• Records for the exercise
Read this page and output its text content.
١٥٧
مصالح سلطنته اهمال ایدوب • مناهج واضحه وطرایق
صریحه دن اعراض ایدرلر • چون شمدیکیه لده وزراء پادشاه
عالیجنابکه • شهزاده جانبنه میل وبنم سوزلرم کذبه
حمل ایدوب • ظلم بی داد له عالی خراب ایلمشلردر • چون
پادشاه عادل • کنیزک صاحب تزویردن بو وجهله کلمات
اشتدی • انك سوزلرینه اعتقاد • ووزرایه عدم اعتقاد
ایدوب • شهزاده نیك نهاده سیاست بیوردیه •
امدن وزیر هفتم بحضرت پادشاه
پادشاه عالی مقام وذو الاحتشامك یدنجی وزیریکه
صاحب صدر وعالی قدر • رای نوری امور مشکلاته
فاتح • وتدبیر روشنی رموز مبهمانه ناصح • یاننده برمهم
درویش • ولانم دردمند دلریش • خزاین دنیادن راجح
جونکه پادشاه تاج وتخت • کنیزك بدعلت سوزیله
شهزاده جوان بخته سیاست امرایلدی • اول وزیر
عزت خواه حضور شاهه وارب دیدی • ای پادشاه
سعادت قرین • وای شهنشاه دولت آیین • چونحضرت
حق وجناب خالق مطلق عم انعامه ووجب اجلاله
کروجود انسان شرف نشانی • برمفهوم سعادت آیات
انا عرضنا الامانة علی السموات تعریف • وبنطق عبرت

• Given exercise
Repeat all the entries exactly as given.

• Task solution
Read this page and output its text content.
١٥٧
مصالح سلطنته اهمال ایدوب • مناهج واضحه وطرایق
صریحه دن اعراض ایدرلر • چون شمدیکیه لده وزراء پادشاه
عالیجنابکه • شهزاده جانبنه میل وبنم سوزلرم کذبه
حمل ایدوب • ظلم بی داد له عالی خراب ایلمشلردر • چون
پادشاه عادل • کنیزک صاحب تزویردن بو وجهله کلمات
اشتدی • انك سوزلرینه اعتقاد • ووزرایه عدم اعتقاد
ایدوب • شهزاده نیك نهاده سیاست بیوردیه •
امدن وزیر هفتم بحضرت پادشاه
پادشاه عالی مقام وذو الاحتشامك یدنجی وزیریکه
صاحب صدر وعالی قدر • رای نوری امور مشکلاته
فاتح • وتدبیر روشنی رموز مبهمانه ناصح • یاننده برمهم
درویش • ولانم دردمند دلریش • خزاین دنیادن راجح
جونکه پادشاه تاج وتخت • کنیزك بدعلت سوزیله
شهزاده جوان بخته سیاست امرایلدی • اول وزیر
عزت خواه حضور شاهه وارب دیدی • ای پادشاه
سعادت قرین • وای شهنشاه دولت آیین • چونحضرت
حق وجناب خالق مطلق عم انعامه ووجب اجلاله
کروجود انسان شرف نشانی • برمفهوم سعادت آیات
انا عرضنا الامانة علی السموات تعریف • وبنطق عبرت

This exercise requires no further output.